(Dataset entries)
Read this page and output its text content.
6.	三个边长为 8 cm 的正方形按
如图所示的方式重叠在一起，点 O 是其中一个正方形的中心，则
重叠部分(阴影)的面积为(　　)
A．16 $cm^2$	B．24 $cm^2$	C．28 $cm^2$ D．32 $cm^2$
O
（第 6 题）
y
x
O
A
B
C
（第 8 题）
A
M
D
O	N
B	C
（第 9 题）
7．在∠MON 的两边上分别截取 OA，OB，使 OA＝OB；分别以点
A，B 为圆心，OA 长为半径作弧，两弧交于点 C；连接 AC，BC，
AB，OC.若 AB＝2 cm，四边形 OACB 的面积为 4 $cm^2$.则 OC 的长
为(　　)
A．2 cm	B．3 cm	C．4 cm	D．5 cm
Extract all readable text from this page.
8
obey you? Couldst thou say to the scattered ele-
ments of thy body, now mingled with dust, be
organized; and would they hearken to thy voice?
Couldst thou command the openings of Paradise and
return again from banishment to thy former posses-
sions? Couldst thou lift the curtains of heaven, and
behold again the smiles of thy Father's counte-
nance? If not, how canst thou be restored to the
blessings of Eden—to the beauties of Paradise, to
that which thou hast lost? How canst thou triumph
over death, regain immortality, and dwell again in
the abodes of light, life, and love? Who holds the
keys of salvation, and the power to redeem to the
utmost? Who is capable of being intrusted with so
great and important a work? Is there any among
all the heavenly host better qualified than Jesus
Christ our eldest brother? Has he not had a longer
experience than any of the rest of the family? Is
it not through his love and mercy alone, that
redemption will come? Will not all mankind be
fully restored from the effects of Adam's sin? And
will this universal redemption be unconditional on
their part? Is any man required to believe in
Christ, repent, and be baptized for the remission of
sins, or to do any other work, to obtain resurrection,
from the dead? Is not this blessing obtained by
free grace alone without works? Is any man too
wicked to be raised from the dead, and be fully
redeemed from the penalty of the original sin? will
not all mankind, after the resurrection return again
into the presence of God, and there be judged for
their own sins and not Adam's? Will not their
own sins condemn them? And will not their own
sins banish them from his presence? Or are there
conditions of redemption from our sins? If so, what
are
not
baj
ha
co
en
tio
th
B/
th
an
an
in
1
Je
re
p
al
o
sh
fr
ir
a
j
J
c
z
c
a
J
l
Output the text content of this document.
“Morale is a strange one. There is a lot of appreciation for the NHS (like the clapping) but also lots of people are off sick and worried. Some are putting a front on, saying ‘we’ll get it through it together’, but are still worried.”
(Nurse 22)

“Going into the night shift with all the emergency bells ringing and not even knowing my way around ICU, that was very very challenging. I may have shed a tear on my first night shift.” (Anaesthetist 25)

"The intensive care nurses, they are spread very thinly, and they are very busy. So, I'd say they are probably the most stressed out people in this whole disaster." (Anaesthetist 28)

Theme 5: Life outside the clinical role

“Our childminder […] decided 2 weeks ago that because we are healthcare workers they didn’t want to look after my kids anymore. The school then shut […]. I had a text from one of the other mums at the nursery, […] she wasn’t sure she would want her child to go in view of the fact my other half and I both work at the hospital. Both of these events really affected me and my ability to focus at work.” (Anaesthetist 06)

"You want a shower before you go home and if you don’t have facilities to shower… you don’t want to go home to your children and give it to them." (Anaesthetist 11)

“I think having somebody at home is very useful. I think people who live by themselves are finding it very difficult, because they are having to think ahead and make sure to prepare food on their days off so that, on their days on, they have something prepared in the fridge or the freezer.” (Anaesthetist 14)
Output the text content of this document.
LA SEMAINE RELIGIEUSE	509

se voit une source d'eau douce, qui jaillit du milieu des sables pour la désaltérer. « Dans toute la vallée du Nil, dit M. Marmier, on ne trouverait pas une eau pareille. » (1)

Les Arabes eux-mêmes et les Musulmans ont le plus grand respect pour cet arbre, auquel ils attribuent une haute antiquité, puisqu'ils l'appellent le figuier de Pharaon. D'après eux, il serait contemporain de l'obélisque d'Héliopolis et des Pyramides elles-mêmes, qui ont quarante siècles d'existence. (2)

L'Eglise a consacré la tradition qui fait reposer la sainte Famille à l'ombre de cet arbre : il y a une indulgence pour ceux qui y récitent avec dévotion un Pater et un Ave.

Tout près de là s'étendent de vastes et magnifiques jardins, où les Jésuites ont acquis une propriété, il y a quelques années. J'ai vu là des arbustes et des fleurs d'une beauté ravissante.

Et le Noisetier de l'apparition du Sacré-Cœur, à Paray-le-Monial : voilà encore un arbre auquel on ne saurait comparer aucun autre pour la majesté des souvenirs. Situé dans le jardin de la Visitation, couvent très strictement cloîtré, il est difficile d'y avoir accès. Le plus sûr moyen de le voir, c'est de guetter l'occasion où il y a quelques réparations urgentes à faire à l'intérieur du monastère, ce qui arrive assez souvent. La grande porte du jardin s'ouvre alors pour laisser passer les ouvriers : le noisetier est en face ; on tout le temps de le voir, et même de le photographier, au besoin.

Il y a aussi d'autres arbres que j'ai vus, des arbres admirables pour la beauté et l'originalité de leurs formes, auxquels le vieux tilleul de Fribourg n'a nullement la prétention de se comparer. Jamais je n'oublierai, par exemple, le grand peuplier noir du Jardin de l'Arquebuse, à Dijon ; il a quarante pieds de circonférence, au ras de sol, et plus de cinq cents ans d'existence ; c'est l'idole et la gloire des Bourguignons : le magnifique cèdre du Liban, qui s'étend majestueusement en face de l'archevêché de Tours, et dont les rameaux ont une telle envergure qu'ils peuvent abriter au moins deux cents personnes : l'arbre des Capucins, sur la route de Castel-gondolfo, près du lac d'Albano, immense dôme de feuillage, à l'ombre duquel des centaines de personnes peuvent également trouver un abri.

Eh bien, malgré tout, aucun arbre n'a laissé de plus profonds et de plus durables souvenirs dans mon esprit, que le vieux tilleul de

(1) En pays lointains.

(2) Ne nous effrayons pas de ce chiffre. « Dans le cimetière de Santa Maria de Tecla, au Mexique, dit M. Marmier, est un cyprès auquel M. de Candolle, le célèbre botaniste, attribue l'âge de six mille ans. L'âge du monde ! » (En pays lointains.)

WHAT THE TASK REQUIRES — Nothing in the data may differ; print all of it exactly as written.

REPLY —
Read this page and output its text content.
6.	三个边长为 8 cm 的正方形按
如图所示的方式重叠在一起，点 O 是其中一个正方形的中心，则
重叠部分(阴影)的面积为(　　)
A．16 $cm^2$	B．24 $cm^2$	C．28 $cm^2$ D．32 $cm^2$
O
（第 6 题）
y
x
O
A
B
C
（第 8 题）
A
M
D
O	N
B	C
（第 9 题）
7．在∠MON 的两边上分别截取 OA，OB，使 OA＝OB；分别以点
A，B 为圆心，OA 长为半径作弧，两弧交于点 C；连接 AC，BC，
AB，OC.若 AB＝2 cm，四边形 OACB 的面积为 4 $cm^2$.则 OC 的长
为(　　)
A．2 cm	B．3 cm	C．4 cm	D．5 cm
Extract all readable text from this page.
8
obey you? Couldst thou say to the scattered ele-
ments of thy body, now mingled with dust, be
organized; and would they hearken to thy voice?
Couldst thou command the openings of Paradise and
return again from banishment to thy former posses-
sions? Couldst thou lift the curtains of heaven, and
behold again the smiles of thy Father's counte-
nance? If not, how canst thou be restored to the
blessings of Eden—to the beauties of Paradise, to
that which thou hast lost? How canst thou triumph
over death, regain immortality, and dwell again in
the abodes of light, life, and love? Who holds the
keys of salvation, and the power to redeem to the
utmost? Who is capable of being intrusted with so
great and important a work? Is there any among
all the heavenly host better qualified than Jesus
Christ our eldest brother? Has he not had a longer
experience than any of the rest of the family? Is
it not through his love and mercy alone, that
redemption will come? Will not all mankind be
fully restored from the effects of Adam's sin? And
will this universal redemption be unconditional on
their part? Is any man required to believe in
Christ, repent, and be baptized for the remission of
sins, or to do any other work, to obtain resurrection,
from the dead? Is not this blessing obtained by
free grace alone without works? Is any man too
wicked to be raised from the dead, and be fully
redeemed from the penalty of the original sin? will
not all mankind, after the resurrection return again
into the presence of God, and there be judged for
their own sins and not Adam's? Will not their
own sins condemn them? And will not their own
sins banish them from his presence? Or are there
conditions of redemption from our sins? If so, what
are
not
baj
ha
co
en
tio
th
B/
th
an
an
in
1
Je
re
p
al
o
sh
fr
ir
a
j
J
c
z
c
a
J
l
Output the text content of this document.
“Morale is a strange one. There is a lot of appreciation for the NHS (like the clapping) but also lots of people are off sick and worried. Some are putting a front on, saying ‘we’ll get it through it together’, but are still worried.”
(Nurse 22)

“Going into the night shift with all the emergency bells ringing and not even knowing my way around ICU, that was very very challenging. I may have shed a tear on my first night shift.” (Anaesthetist 25)

"The intensive care nurses, they are spread very thinly, and they are very busy. So, I'd say they are probably the most stressed out people in this whole disaster." (Anaesthetist 28)

Theme 5: Life outside the clinical role

“Our childminder […] decided 2 weeks ago that because we are healthcare workers they didn’t want to look after my kids anymore. The school then shut […]. I had a text from one of the other mums at the nursery, […] she wasn’t sure she would want her child to go in view of the fact my other half and I both work at the hospital. Both of these events really affected me and my ability to focus at work.” (Anaesthetist 06)

"You want a shower before you go home and if you don’t have facilities to shower… you don’t want to go home to your children and give it to them." (Anaesthetist 11)

“I think having somebody at home is very useful. I think people who live by themselves are finding it very difficult, because they are having to think ahead and make sure to prepare food on their days off so that, on their days on, they have something prepared in the fridge or the freezer.” (Anaesthetist 14)
Output the text content of this document.
LA SEMAINE RELIGIEUSE	509

se voit une source d'eau douce, qui jaillit du milieu des sables pour la désaltérer. « Dans toute la vallée du Nil, dit M. Marmier, on ne trouverait pas une eau pareille. » (1)

Les Arabes eux-mêmes et les Musulmans ont le plus grand respect pour cet arbre, auquel ils attribuent une haute antiquité, puisqu'ils l'appellent le figuier de Pharaon. D'après eux, il serait contemporain de l'obélisque d'Héliopolis et des Pyramides elles-mêmes, qui ont quarante siècles d'existence. (2)

L'Eglise a consacré la tradition qui fait reposer la sainte Famille à l'ombre de cet arbre : il y a une indulgence pour ceux qui y récitent avec dévotion un Pater et un Ave.

Tout près de là s'étendent de vastes et magnifiques jardins, où les Jésuites ont acquis une propriété, il y a quelques années. J'ai vu là des arbustes et des fleurs d'une beauté ravissante.

Et le Noisetier de l'apparition du Sacré-Cœur, à Paray-le-Monial : voilà encore un arbre auquel on ne saurait comparer aucun autre pour la majesté des souvenirs. Situé dans le jardin de la Visitation, couvent très strictement cloîtré, il est difficile d'y avoir accès. Le plus sûr moyen de le voir, c'est de guetter l'occasion où il y a quelques réparations urgentes à faire à l'intérieur du monastère, ce qui arrive assez souvent. La grande porte du jardin s'ouvre alors pour laisser passer les ouvriers : le noisetier est en face ; on tout le temps de le voir, et même de le photographier, au besoin.

Il y a aussi d'autres arbres que j'ai vus, des arbres admirables pour la beauté et l'originalité de leurs formes, auxquels le vieux tilleul de Fribourg n'a nullement la prétention de se comparer. Jamais je n'oublierai, par exemple, le grand peuplier noir du Jardin de l'Arquebuse, à Dijon ; il a quarante pieds de circonférence, au ras de sol, et plus de cinq cents ans d'existence ; c'est l'idole et la gloire des Bourguignons : le magnifique cèdre du Liban, qui s'étend majestueusement en face de l'archevêché de Tours, et dont les rameaux ont une telle envergure qu'ils peuvent abriter au moins deux cents personnes : l'arbre des Capucins, sur la route de Castel-gondolfo, près du lac d'Albano, immense dôme de feuillage, à l'ombre duquel des centaines de personnes peuvent également trouver un abri.

Eh bien, malgré tout, aucun arbre n'a laissé de plus profonds et de plus durables souvenirs dans mon esprit, que le vieux tilleul de

(1) En pays lointains.

(2) Ne nous effrayons pas de ce chiffre. « Dans le cimetière de Santa Maria de Tecla, au Mexique, dit M. Marmier, est un cyprès auquel M. de Candolle, le célèbre botaniste, attribue l'âge de six mille ans. L'âge du monde ! » (En pays lointains.)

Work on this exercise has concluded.